Task goal: Return the records exactly as they are.

## start

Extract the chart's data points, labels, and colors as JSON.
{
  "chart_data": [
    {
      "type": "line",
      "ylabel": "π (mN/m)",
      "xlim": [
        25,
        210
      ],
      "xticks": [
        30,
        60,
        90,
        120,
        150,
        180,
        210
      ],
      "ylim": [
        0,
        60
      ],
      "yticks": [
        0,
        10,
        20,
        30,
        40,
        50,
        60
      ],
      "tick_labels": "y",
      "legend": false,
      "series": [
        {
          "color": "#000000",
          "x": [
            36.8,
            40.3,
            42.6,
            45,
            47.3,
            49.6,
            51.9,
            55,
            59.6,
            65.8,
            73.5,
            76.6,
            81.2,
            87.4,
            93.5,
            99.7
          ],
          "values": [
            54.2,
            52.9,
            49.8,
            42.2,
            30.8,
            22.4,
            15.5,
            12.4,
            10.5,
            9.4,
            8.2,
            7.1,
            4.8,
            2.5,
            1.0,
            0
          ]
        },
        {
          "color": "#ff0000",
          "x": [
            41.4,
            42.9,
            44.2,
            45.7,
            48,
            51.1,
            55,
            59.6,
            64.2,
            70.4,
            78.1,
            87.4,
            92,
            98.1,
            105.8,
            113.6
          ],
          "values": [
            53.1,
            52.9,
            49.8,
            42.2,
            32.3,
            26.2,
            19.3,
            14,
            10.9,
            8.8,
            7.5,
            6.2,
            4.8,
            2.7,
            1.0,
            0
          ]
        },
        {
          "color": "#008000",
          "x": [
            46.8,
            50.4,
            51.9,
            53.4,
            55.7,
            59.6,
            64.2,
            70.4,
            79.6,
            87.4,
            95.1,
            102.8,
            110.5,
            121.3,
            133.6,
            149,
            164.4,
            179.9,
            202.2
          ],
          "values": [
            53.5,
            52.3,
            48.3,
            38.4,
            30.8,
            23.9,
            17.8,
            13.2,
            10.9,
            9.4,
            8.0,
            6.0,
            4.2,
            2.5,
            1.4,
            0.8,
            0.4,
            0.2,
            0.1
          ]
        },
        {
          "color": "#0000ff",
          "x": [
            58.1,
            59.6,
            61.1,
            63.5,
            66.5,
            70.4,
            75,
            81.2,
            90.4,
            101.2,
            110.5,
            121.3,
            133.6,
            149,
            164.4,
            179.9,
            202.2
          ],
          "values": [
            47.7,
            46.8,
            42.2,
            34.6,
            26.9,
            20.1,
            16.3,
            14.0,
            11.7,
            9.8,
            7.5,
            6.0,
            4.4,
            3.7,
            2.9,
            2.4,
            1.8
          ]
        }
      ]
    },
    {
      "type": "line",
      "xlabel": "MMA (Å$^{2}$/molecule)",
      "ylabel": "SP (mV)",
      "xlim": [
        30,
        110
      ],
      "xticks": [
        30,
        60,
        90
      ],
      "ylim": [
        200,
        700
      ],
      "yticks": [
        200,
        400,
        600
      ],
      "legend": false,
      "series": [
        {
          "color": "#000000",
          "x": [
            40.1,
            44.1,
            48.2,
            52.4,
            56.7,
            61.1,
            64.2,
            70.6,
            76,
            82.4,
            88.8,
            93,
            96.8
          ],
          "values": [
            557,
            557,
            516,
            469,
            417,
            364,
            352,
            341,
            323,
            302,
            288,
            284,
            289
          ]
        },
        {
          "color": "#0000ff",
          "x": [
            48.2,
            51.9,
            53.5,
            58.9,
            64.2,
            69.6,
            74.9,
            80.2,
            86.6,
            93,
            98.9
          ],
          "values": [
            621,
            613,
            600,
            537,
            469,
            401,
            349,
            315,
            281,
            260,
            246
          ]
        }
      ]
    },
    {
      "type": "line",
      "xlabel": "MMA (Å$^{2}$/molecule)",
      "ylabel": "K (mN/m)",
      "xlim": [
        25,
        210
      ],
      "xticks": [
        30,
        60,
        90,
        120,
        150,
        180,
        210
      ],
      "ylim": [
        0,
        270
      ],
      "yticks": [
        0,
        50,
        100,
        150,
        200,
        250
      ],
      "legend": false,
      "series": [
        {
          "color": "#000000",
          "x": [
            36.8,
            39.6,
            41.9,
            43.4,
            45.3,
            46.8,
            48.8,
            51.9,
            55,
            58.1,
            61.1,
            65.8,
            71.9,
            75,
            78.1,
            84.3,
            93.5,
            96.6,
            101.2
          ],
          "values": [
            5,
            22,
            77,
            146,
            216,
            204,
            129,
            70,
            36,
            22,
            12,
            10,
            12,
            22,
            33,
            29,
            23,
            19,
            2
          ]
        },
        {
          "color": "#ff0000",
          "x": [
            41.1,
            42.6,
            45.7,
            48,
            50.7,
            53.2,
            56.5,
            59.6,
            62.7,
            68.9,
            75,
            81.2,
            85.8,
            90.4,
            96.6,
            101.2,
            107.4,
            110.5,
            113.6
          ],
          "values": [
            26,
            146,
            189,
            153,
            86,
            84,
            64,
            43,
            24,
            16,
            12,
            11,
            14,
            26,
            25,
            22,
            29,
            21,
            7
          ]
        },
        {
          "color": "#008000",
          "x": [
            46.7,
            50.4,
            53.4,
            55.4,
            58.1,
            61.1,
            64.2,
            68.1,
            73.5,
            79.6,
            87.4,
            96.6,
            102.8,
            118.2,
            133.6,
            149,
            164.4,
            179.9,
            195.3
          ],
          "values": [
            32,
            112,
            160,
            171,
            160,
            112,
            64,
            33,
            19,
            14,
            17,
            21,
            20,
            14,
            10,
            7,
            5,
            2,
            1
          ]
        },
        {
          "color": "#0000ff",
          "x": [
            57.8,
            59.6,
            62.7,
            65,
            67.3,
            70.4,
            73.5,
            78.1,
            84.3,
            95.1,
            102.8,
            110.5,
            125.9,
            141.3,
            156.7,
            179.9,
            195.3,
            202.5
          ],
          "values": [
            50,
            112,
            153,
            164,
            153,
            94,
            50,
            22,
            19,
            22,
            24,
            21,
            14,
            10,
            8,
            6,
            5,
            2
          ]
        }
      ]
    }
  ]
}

## end

Finished task:
Extract the chart's data points, labels, and colors as JSON.
{
  "chart_data": [
    {
      "type": "line",
      "ylabel": "π (mN/m)",
      "xlim": [
        25,
        210
      ],
      "xticks": [
        30,
        60,
        90,
        120,
        150,
        180,
        210
      ],
      "ylim": [
        0,
        60
      ],
      "yticks": [
        0,
        10,
        20,
        30,
        40,
        50,
        60
      ],
      "tick_labels": "y",
      "legend": false,
      "series": [
        {
          "color": "#000000",
          "x": [
            36.8,
            40.3,
            42.6,
            45,
            47.3,
            49.6,
            51.9,
            55,
            59.6,
            65.8,
            73.5,
            76.6,
            81.2,
            87.4,
            93.5,
            99.7
          ],
          "values": [
            54.2,
            52.9,
            49.8,
            42.2,
            30.8,
            22.4,
            15.5,
            12.4,
            10.5,
            9.4,
            8.2,
            7.1,
            4.8,
            2.5,
            1.0,
            0
          ]
        },
        {
          "color": "#ff0000",
          "x": [
            41.4,
            42.9,
            44.2,
            45.7,
            48,
            51.1,
            55,
            59.6,
            64.2,
            70.4,
            78.1,
            87.4,
            92,
            98.1,
            105.8,
            113.6
          ],
          "values": [
            53.1,
            52.9,
            49.8,
            42.2,
            32.3,
            26.2,
            19.3,
            14,
            10.9,
            8.8,
            7.5,
            6.2,
            4.8,
            2.7,
            1.0,
            0
          ]
        },
        {
          "color": "#008000",
          "x": [
            46.8,
            50.4,
            51.9,
            53.4,
            55.7,
            59.6,
            64.2,
            70.4,
            79.6,
            87.4,
            95.1,
            102.8,
            110.5,
            121.3,
            133.6,
            149,
            164.4,
            179.9,
            202.2
          ],
          "values": [
            53.5,
            52.3,
            48.3,
            38.4,
            30.8,
            23.9,
            17.8,
            13.2,
            10.9,
            9.4,
            8.0,
            6.0,
            4.2,
            2.5,
            1.4,
            0.8,
            0.4,
            0.2,
            0.1
          ]
        },
        {
          "color": "#0000ff",
          "x": [
            58.1,
            59.6,
            61.1,
            63.5,
            66.5,
            70.4,
            75,
            81.2,
            90.4,
            101.2,
            110.5,
            121.3,
            133.6,
            149,
            164.4,
            179.9,
            202.2
          ],
          "values": [
            47.7,
            46.8,
            42.2,
            34.6,
            26.9,
            20.1,
            16.3,
            14.0,
            11.7,
            9.8,
            7.5,
            6.0,
            4.4,
            3.7,
            2.9,
            2.4,
            1.8
          ]
        }
      ]
    },
    {
      "type": "line",
      "xlabel": "MMA (Å$^{2}$/molecule)",
      "ylabel": "SP (mV)",
      "xlim": [
        30,
        110
      ],
      "xticks": [
        30,
        60,
        90
      ],
      "ylim": [
        200,
        700
      ],
      "yticks": [
        200,
        400,
        600
      ],
      "legend": false,
      "series": [
        {
          "color": "#000000",
          "x": [
            40.1,
            44.1,
            48.2,
            52.4,
            56.7,
            61.1,
            64.2,
            70.6,
            76,
            82.4,
            88.8,
            93,
            96.8
          ],
          "values": [
            557,
            557,
            516,
            469,
            417,
            364,
            352,
            341,
            323,
            302,
            288,
            284,
            289
          ]
        },
        {
          "color": "#0000ff",
          "x": [
            48.2,
            51.9,
            53.5,
            58.9,
            64.2,
            69.6,
            74.9,
            80.2,
            86.6,
            93,
            98.9
          ],
          "values": [
            621,
            613,
            600,
            537,
            469,
            401,
            349,
            315,
            281,
            260,
            246
          ]
        }
      ]
    },
    {
      "type": "line",
      "xlabel": "MMA (Å$^{2}$/molecule)",
      "ylabel": "K (mN/m)",
      "xlim": [
        25,
        210
      ],
      "xticks": [
        30,
        60,
        90,
        120,
        150,
        180,
        210
      ],
      "ylim": [
        0,
        270
      ],
      "yticks": [
        0,
        50,
        100,
        150,
        200,
        250
      ],
      "legend": false,
      "series": [
        {
          "color": "#000000",
          "x": [
            36.8,
            39.6,
            41.9,
            43.4,
            45.3,
            46.8,
            48.8,
            51.9,
            55,
            58.1,
            61.1,
            65.8,
            71.9,
            75,
            78.1,
            84.3,
            93.5,
            96.6,
            101.2
          ],
          "values": [
            5,
            22,
            77,
            146,
            216,
            204,
            129,
            70,
            36,
            22,
            12,
            10,
            12,
            22,
            33,
            29,
            23,
            19,
            2
          ]
        },
        {
          "color": "#ff0000",
          "x": [
            41.1,
            42.6,
            45.7,
            48,
            50.7,
            53.2,
            56.5,
            59.6,
            62.7,
            68.9,
            75,
            81.2,
            85.8,
            90.4,
            96.6,
            101.2,
            107.4,
            110.5,
            113.6
          ],
          "values": [
            26,
            146,
            189,
            153,
            86,
            84,
            64,
            43,
            24,
            16,
            12,
            11,
            14,
            26,
            25,
            22,
            29,
            21,
            7
          ]
        },
        {
          "color": "#008000",
          "x": [
            46.7,
            50.4,
            53.4,
            55.4,
            58.1,
            61.1,
            64.2,
            68.1,
            73.5,
            79.6,
            87.4,
            96.6,
            102.8,
            118.2,
            133.6,
            149,
            164.4,
            179.9,
            195.3
          ],
          "values": [
            32,
            112,
            160,
            171,
            160,
            112,
            64,
            33,
            19,
            14,
            17,
            21,
            20,
            14,
            10,
            7,
            5,
            2,
            1
          ]
        },
        {
          "color": "#0000ff",
          "x": [
            57.8,
            59.6,
            62.7,
            65,
            67.3,
            70.4,
            73.5,
            78.1,
            84.3,
            95.1,
            102.8,
            110.5,
            125.9,
            141.3,
            156.7,
            179.9,
            195.3,
            202.5
          ],
          "values": [
            50,
            112,
            153,
            164,
            153,
            94,
            50,
            22,
            19,
            22,
            24,
            21,
            14,
            10,
            8,
            6,
            5,
            2
          ]
        }
      ]
    }
  ]
}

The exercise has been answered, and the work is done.